TASK:
In the records below, pick out all lines containing the word "that".

|---|

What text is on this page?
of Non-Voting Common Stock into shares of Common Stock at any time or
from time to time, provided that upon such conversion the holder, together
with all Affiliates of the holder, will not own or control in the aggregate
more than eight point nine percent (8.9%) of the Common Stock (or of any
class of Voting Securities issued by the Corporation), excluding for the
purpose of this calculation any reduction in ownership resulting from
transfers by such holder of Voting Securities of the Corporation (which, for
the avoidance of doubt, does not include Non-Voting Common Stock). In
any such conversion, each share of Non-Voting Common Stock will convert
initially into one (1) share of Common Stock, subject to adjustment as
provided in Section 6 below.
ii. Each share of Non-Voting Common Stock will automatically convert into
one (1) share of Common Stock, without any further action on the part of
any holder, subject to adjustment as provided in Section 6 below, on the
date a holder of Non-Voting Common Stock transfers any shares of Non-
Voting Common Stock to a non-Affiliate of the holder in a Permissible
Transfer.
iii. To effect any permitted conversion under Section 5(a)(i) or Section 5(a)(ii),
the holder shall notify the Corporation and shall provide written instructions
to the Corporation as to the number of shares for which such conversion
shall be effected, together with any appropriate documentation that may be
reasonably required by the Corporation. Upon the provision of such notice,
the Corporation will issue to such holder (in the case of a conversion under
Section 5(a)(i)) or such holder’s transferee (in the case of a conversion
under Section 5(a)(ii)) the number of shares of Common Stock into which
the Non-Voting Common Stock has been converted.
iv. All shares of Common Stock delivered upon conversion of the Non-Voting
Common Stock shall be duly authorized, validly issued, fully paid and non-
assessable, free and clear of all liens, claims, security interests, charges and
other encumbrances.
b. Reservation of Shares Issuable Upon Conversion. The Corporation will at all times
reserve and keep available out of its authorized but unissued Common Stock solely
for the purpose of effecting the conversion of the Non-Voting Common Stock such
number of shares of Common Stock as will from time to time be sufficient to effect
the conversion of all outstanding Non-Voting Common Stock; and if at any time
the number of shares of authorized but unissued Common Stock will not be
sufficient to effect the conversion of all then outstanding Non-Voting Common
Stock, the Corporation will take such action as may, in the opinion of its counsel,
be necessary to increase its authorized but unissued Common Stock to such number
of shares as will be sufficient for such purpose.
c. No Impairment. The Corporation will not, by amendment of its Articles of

|---|

COMPLETE ANSWER:
from time to time, provided that upon such conversion the holder, together
shall be effected, together with any appropriate documentation that may be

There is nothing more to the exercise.